**Brief**
Which lines below hold the word "hiệu"? Copy all of them.

# # #

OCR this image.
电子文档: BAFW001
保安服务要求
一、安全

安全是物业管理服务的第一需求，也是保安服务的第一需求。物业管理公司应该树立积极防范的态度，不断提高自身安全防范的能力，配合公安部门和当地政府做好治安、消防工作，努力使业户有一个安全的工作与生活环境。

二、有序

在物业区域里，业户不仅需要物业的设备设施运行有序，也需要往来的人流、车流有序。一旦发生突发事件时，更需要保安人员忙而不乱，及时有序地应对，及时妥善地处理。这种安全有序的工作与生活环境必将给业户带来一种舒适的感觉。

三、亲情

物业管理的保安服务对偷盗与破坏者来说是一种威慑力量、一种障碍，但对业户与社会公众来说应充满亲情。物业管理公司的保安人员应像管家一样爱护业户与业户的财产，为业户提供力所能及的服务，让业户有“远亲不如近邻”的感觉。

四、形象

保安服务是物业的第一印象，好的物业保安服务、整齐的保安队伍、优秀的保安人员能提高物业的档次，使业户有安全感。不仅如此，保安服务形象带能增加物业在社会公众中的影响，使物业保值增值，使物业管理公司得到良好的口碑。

# # #

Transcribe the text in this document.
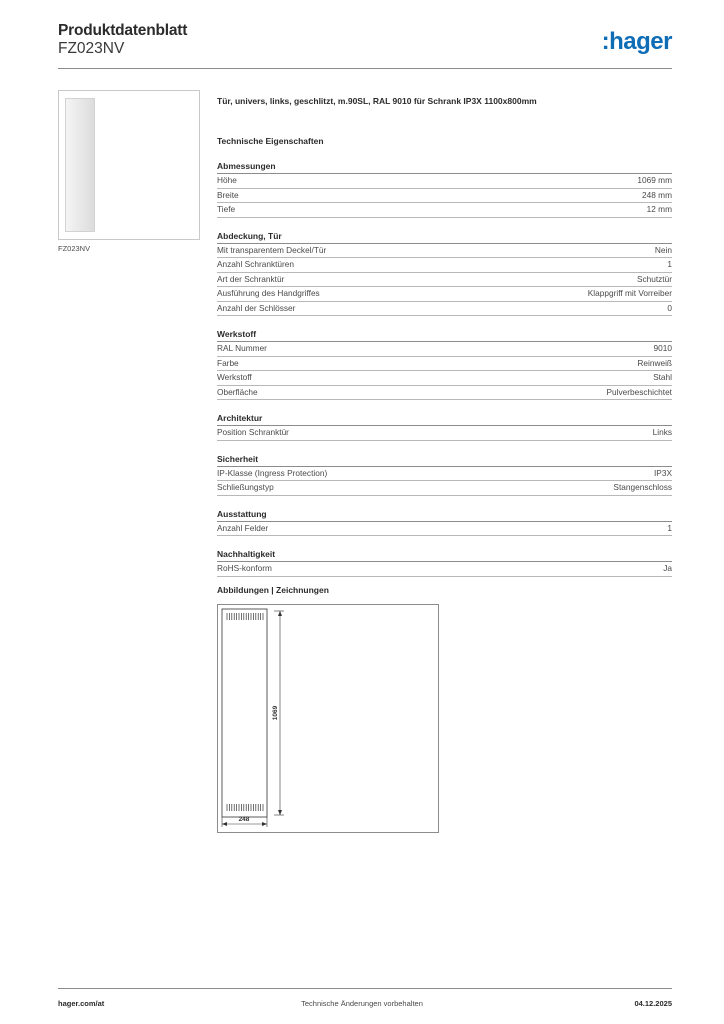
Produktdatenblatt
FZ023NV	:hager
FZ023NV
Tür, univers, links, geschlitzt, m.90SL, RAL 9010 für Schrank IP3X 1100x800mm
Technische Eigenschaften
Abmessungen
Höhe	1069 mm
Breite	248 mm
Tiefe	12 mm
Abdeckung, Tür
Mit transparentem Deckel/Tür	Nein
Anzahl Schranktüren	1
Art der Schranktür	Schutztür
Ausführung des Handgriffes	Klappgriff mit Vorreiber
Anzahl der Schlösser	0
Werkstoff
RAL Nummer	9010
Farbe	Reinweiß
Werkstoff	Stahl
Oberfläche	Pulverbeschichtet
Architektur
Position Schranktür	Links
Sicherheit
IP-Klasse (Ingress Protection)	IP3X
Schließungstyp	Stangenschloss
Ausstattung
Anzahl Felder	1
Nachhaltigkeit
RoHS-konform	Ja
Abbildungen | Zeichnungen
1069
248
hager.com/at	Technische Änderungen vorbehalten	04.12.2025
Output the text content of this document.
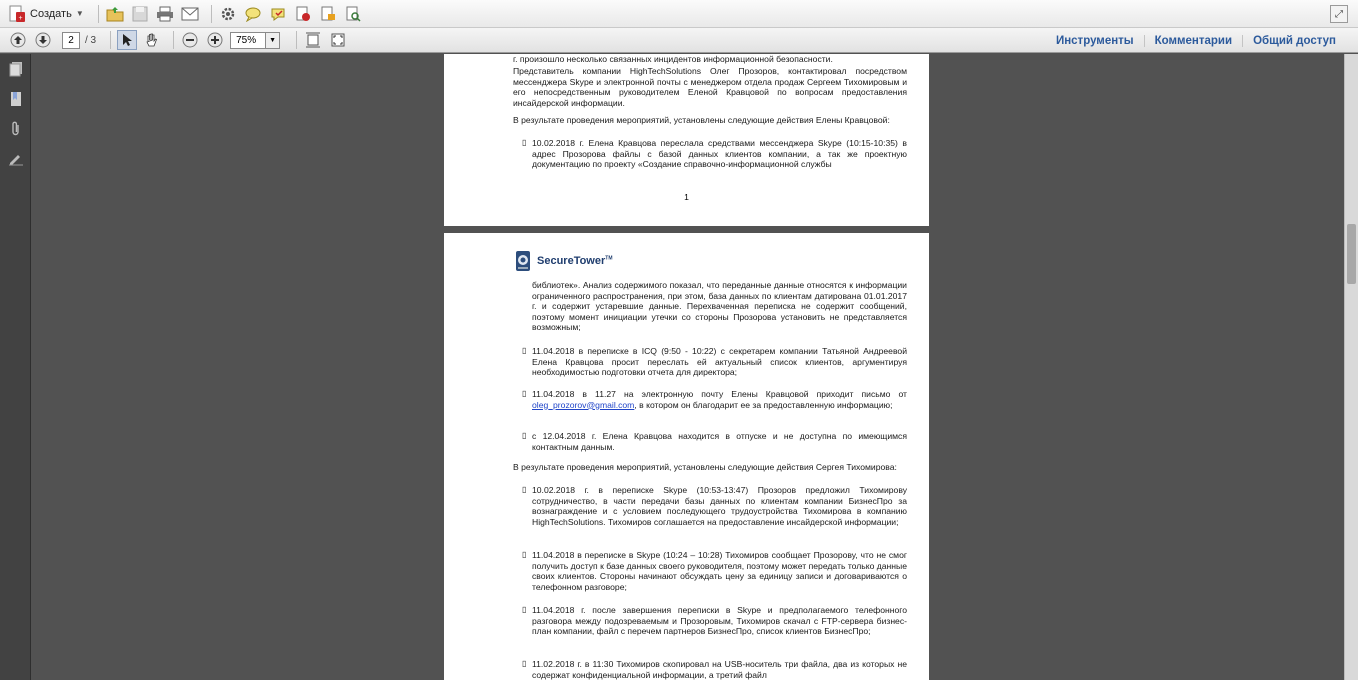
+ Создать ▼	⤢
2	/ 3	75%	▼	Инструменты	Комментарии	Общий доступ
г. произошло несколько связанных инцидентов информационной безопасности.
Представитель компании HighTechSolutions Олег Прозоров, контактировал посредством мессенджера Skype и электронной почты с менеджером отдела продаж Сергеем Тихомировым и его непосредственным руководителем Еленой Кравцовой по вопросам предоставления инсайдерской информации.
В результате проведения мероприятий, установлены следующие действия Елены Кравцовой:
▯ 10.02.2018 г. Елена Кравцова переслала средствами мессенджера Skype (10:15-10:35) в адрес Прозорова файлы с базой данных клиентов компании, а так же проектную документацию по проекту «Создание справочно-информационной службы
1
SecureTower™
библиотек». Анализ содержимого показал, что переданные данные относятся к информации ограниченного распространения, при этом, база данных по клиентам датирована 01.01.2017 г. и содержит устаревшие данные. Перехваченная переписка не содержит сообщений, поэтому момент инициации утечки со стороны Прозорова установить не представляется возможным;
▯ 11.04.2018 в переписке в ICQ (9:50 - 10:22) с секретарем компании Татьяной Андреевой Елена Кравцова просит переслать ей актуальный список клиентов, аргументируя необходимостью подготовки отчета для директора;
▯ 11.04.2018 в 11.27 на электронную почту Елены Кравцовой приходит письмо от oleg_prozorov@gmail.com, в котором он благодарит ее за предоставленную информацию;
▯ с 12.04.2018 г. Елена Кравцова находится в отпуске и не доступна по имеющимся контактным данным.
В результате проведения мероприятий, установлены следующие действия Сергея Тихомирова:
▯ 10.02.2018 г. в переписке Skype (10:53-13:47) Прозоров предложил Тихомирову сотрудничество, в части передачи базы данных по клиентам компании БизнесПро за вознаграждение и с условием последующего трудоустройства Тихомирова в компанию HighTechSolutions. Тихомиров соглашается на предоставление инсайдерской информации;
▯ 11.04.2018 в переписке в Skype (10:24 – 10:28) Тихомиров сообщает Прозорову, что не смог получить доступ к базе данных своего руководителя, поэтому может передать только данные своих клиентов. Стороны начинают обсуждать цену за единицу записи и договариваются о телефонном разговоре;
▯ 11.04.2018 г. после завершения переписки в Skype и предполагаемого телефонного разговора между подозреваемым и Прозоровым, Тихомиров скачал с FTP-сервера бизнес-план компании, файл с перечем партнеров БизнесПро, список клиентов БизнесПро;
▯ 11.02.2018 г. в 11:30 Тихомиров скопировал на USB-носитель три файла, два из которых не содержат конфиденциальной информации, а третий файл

# # #

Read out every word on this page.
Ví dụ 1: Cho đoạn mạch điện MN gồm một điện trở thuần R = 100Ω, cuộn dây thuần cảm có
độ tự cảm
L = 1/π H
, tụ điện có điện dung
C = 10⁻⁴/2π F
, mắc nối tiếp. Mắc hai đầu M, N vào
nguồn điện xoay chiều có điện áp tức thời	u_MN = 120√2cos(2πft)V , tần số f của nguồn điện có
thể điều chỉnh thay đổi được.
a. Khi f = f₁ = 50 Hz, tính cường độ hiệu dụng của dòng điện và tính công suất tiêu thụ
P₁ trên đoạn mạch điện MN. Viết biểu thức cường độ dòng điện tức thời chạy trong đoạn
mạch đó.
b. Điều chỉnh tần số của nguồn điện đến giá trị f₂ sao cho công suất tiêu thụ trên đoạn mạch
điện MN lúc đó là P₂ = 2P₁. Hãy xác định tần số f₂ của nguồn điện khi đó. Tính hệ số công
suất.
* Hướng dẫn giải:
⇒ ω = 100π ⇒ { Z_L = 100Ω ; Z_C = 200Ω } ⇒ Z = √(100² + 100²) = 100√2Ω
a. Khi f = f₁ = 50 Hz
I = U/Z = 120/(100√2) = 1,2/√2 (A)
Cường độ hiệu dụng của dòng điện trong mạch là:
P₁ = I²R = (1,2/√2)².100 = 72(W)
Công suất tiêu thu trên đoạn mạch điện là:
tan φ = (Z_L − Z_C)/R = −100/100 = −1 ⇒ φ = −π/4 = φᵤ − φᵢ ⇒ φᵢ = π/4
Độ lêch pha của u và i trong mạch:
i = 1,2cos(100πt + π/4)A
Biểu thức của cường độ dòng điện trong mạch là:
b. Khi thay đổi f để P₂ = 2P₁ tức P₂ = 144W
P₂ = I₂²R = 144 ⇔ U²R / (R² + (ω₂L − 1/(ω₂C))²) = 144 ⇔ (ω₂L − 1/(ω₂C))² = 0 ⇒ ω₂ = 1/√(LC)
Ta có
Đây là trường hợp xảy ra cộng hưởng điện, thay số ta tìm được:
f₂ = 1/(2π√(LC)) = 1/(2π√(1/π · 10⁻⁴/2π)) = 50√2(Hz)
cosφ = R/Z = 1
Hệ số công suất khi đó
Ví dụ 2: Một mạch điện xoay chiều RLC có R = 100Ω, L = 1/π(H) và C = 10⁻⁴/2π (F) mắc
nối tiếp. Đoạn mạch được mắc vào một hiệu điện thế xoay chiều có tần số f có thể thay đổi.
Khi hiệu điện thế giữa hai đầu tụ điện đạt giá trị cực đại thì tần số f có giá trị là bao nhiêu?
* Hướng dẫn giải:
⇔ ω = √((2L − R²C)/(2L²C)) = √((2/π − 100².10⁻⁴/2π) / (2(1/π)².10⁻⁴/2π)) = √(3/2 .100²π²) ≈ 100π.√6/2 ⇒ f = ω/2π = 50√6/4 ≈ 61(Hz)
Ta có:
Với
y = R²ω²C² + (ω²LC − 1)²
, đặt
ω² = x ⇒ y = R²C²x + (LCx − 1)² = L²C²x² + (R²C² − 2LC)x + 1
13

# # #

**Solution for this problem**
a. Khi f = f₁ = 50 Hz, tính cường độ hiệu dụng của dòng điện và tính công suất tiêu thụ
Cường độ hiệu dụng của dòng điện trong mạch là:
nối tiếp. Đoạn mạch được mắc vào một hiệu điện thế xoay chiều có tần số f có thể thay đổi.
Khi hiệu điện thế giữa hai đầu tụ điện đạt giá trị cực đại thì tần số f có giá trị là bao nhiêu?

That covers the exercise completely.